§ **WHAT IS EXPECTED**: Scan the listing below and copy every line holding "title".

§ **SUPPLIED MATERIAL**:
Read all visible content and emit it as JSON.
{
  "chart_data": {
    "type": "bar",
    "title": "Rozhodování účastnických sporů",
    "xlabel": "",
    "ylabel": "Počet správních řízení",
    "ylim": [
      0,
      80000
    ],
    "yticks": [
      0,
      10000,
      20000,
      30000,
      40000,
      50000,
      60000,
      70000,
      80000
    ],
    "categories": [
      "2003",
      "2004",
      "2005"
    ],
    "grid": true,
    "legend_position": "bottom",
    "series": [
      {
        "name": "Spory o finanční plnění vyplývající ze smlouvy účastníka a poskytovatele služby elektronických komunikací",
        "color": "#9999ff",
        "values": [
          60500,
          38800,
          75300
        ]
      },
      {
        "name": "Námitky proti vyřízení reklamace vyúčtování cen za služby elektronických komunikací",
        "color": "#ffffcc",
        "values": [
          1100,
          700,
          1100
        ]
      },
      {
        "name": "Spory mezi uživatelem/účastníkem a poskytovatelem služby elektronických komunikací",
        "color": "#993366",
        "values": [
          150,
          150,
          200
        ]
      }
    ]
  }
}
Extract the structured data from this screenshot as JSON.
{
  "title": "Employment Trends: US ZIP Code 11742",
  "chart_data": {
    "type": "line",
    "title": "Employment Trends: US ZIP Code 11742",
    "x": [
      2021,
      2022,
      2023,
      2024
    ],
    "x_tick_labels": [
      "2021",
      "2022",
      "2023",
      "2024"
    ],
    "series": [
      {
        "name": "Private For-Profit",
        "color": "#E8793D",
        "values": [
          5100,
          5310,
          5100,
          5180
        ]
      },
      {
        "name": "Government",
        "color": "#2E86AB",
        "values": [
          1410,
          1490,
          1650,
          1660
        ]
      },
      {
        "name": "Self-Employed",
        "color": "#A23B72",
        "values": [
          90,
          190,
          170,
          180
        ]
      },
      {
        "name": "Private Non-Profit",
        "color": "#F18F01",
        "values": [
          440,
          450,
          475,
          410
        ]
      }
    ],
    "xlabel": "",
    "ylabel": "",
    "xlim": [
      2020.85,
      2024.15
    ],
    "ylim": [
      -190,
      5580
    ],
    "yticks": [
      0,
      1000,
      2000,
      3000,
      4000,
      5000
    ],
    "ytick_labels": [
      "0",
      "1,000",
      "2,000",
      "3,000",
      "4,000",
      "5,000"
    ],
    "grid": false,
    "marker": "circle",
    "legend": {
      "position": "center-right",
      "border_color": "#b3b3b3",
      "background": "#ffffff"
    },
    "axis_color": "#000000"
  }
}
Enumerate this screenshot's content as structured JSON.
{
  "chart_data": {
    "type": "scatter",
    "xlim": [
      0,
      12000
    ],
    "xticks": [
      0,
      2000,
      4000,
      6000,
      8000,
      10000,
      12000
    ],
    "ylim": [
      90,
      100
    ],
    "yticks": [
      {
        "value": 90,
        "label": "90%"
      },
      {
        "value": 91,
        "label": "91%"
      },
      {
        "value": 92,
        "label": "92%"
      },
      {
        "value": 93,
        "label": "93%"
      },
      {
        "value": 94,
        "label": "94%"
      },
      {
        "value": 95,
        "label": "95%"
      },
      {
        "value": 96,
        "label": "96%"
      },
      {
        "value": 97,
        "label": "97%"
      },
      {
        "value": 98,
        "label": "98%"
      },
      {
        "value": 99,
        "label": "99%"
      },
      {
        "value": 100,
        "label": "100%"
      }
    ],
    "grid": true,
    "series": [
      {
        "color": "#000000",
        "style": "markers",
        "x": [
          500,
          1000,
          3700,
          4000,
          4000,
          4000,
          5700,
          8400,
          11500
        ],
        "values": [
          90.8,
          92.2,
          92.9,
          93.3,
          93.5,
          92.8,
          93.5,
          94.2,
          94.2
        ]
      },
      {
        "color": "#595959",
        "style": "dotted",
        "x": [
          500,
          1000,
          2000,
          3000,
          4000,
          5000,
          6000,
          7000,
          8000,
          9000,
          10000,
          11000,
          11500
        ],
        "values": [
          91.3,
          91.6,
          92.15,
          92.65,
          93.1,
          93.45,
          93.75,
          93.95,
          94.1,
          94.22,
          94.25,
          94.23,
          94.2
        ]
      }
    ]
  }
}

§ **RESULT OF THIS TASK**:
    "title": "Rozhodování účastnických sporů",
  "title": "Employment Trends: US ZIP Code 11742",
    "title": "Employment Trends: US ZIP Code 11742",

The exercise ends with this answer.